# What to work on
Print all entries word for word.

# Supplied entries
>>>
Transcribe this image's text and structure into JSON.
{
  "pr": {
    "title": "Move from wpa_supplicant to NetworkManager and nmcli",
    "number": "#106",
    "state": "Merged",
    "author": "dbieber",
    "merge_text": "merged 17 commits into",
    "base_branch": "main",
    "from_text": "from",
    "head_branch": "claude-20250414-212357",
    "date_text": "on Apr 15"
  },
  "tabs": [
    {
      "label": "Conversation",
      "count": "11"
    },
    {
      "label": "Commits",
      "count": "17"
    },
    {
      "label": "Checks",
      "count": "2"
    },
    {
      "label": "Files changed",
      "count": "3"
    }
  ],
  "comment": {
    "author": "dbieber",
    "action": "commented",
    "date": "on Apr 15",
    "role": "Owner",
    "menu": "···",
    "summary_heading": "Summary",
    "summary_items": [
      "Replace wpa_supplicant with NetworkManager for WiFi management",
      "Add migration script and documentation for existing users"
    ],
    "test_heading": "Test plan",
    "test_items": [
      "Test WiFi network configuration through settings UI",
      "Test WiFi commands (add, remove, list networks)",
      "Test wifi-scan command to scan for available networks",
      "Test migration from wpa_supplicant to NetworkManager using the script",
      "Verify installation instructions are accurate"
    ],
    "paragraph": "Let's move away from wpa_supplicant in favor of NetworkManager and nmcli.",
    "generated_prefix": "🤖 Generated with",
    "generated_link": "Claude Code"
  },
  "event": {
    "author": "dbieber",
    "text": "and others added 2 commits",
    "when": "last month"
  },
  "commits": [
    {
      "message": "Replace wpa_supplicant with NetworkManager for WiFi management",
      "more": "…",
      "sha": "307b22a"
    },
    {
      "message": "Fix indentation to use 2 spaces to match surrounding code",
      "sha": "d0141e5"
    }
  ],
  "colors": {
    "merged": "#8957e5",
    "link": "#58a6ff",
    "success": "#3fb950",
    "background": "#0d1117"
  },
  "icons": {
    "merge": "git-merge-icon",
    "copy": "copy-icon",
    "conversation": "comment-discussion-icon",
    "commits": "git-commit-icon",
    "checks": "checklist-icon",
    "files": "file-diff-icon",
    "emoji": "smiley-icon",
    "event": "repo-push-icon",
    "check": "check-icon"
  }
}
<<<
# Answer for this exercise
Transcribe this image's text and structure into JSON.
{
  "pr": {
    "title": "Move from wpa_supplicant to NetworkManager and nmcli",
    "number": "#106",
    "state": "Merged",
    "author": "dbieber",
    "merge_text": "merged 17 commits into",
    "base_branch": "main",
    "from_text": "from",
    "head_branch": "claude-20250414-212357",
    "date_text": "on Apr 15"
  },
  "tabs": [
    {
      "label": "Conversation",
      "count": "11"
    },
    {
      "label": "Commits",
      "count": "17"
    },
    {
      "label": "Checks",
      "count": "2"
    },
    {
      "label": "Files changed",
      "count": "3"
    }
  ],
  "comment": {
    "author": "dbieber",
    "action": "commented",
    "date": "on Apr 15",
    "role": "Owner",
    "menu": "···",
    "summary_heading": "Summary",
    "summary_items": [
      "Replace wpa_supplicant with NetworkManager for WiFi management",
      "Add migration script and documentation for existing users"
    ],
    "test_heading": "Test plan",
    "test_items": [
      "Test WiFi network configuration through settings UI",
      "Test WiFi commands (add, remove, list networks)",
      "Test wifi-scan command to scan for available networks",
      "Test migration from wpa_supplicant to NetworkManager using the script",
      "Verify installation instructions are accurate"
    ],
    "paragraph": "Let's move away from wpa_supplicant in favor of NetworkManager and nmcli.",
    "generated_prefix": "🤖 Generated with",
    "generated_link": "Claude Code"
  },
  "event": {
    "author": "dbieber",
    "text": "and others added 2 commits",
    "when": "last month"
  },
  "commits": [
    {
      "message": "Replace wpa_supplicant with NetworkManager for WiFi management",
      "more": "…",
      "sha": "307b22a"
    },
    {
      "message": "Fix indentation to use 2 spaces to match surrounding code",
      "sha": "d0141e5"
    }
  ],
  "colors": {
    "merged": "#8957e5",
    "link": "#58a6ff",
    "success": "#3fb950",
    "background": "#0d1117"
  },
  "icons": {
    "merge": "git-merge-icon",
    "copy": "copy-icon",
    "conversation": "comment-discussion-icon",
    "commits": "git-commit-icon",
    "checks": "checklist-icon",
    "files": "file-diff-icon",
    "emoji": "smiley-icon",
    "event": "repo-push-icon",
    "check": "check-icon"
  }
}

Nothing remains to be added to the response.